-- begin Records supplied --

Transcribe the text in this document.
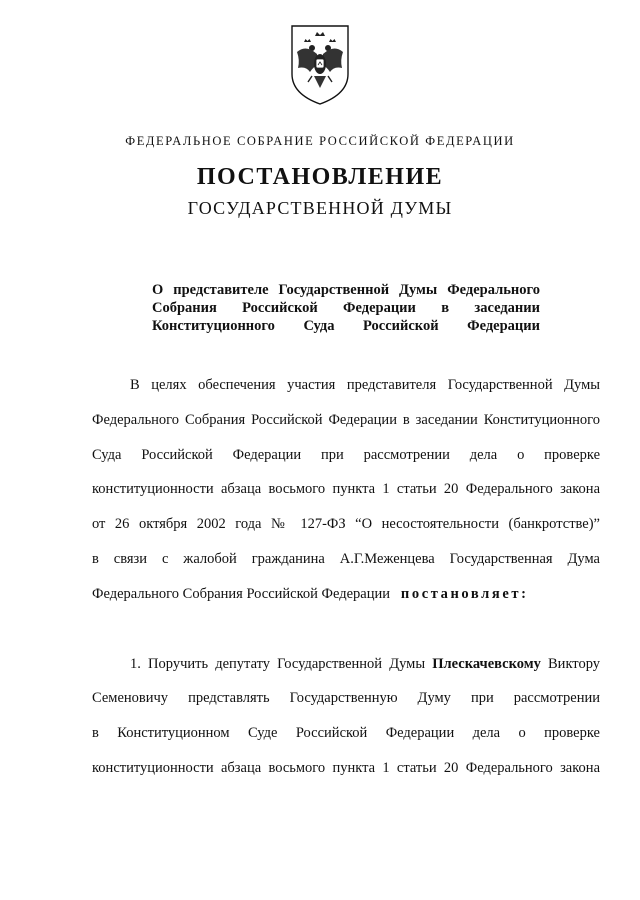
ФЕДЕРАЛЬНОЕ СОБРАНИЕ РОССИЙСКОЙ ФЕДЕРАЦИИ
ПОСТАНОВЛЕНИЕ
ГОСУДАРСТВЕННОЙ ДУМЫ
О представителе Государственной Думы Федерального
Собрания Российской Федерации в заседании
Конституционного Суда Российской Федерации
В целях обеспечения участия представителя Государственной Думы
Федерального Собрания Российской Федерации в заседании Конституционного
Суда Российской Федерации при рассмотрении дела о проверке
конституционности абзаца восьмого пункта 1 статьи 20 Федерального закона
от 26 октября 2002 года № 127-ФЗ “О несостоятельности (банкротстве)”
в связи с жалобой гражданина А.Г.Меженцева Государственная Дума
Федерального Собрания Российской Федерации постановляет:
1. Поручить депутату Государственной Думы Плескачевскому Виктору
Семеновичу представлять Государственную Думу при рассмотрении
в Конституционном Суде Российской Федерации дела о проверке
конституционности абзаца восьмого пункта 1 статьи 20 Федерального закона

-- end Records supplied --

## Set problem
Every entry above is to be set down exactly; the pictures are to be left out.

## Finished exercise
Transcribe the text in this document.
ФЕДЕРАЛЬНОЕ СОБРАНИЕ РОССИЙСКОЙ ФЕДЕРАЦИИ
ПОСТАНОВЛЕНИЕ
ГОСУДАРСТВЕННОЙ ДУМЫ
О представителе Государственной Думы Федерального
Собрания Российской Федерации в заседании
Конституционного Суда Российской Федерации
В целях обеспечения участия представителя Государственной Думы
Федерального Собрания Российской Федерации в заседании Конституционного
Суда Российской Федерации при рассмотрении дела о проверке
конституционности абзаца восьмого пункта 1 статьи 20 Федерального закона
от 26 октября 2002 года № 127-ФЗ “О несостоятельности (банкротстве)”
в связи с жалобой гражданина А.Г.Меженцева Государственная Дума
Федерального Собрания Российской Федерации постановляет:
1. Поручить депутату Государственной Думы Плескачевскому Виктору
Семеновичу представлять Государственную Думу при рассмотрении
в Конституционном Суде Российской Федерации дела о проверке
конституционности абзаца восьмого пункта 1 статьи 20 Федерального закона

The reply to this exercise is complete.